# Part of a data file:
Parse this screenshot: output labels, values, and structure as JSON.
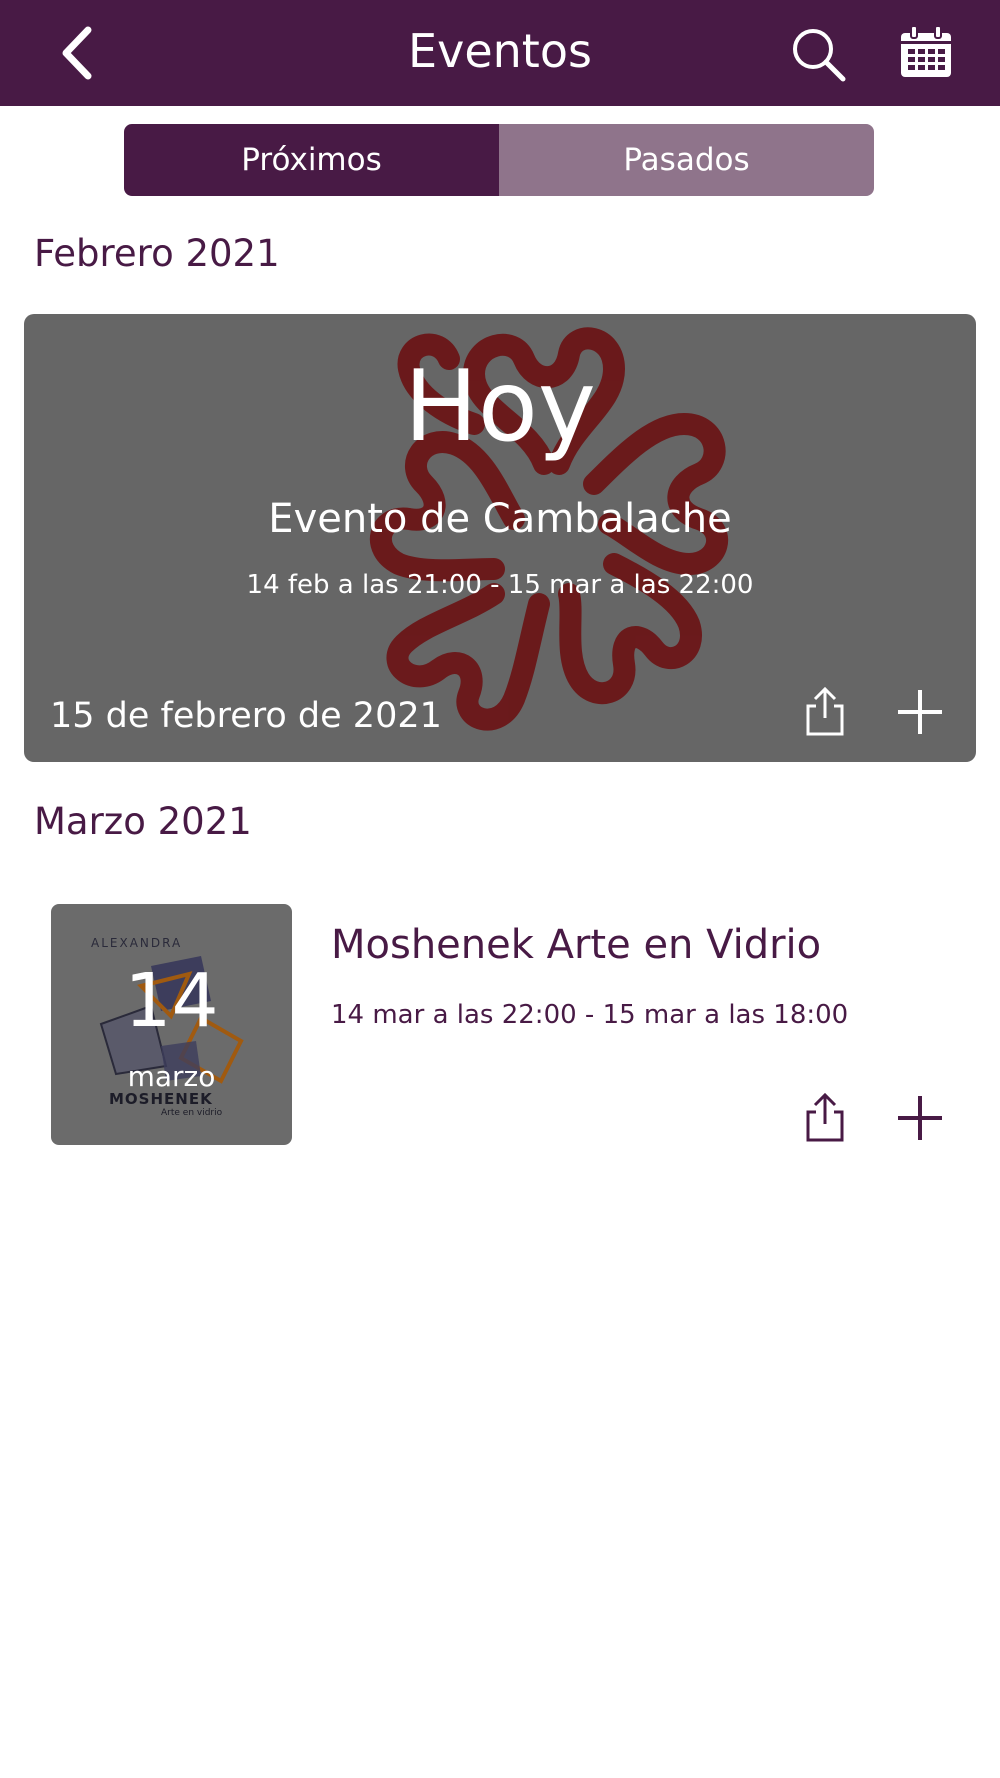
{
  "header": {
    "title": "Eventos",
    "back_icon": "chevron-left-icon",
    "search_icon": "search-icon",
    "calendar_icon": "calendar-icon"
  },
  "tabs": [
    {
      "label": "Próximos",
      "active": true
    },
    {
      "label": "Pasados",
      "active": false
    }
  ],
  "sections": [
    {
      "month": "Febrero 2021",
      "featured": {
        "badge": "Hoy",
        "title": "Evento de Cambalache",
        "time": "14 feb a las 21:00 - 15 mar a las 22:00",
        "date": "15 de febrero de 2021"
      }
    },
    {
      "month": "Marzo 2021",
      "events": [
        {
          "day": "14",
          "month_short": "marzo",
          "logo_name": "ALEXANDRA",
          "logo_brand": "MOSHENEK",
          "logo_sub": "Arte en vidrio",
          "title": "Moshenek Arte en Vidrio",
          "time": "14 mar a las 22:00 - 15 mar a las 18:00"
        }
      ]
    }
  ],
  "colors": {
    "brand": "#481a45",
    "tab_inactive": "#8f748b",
    "card_bg": "#666666",
    "emblem": "#6b1618"
  }
}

# Given problem:
Output a single number: how many lines contain the word "time".

# Result for this task:
2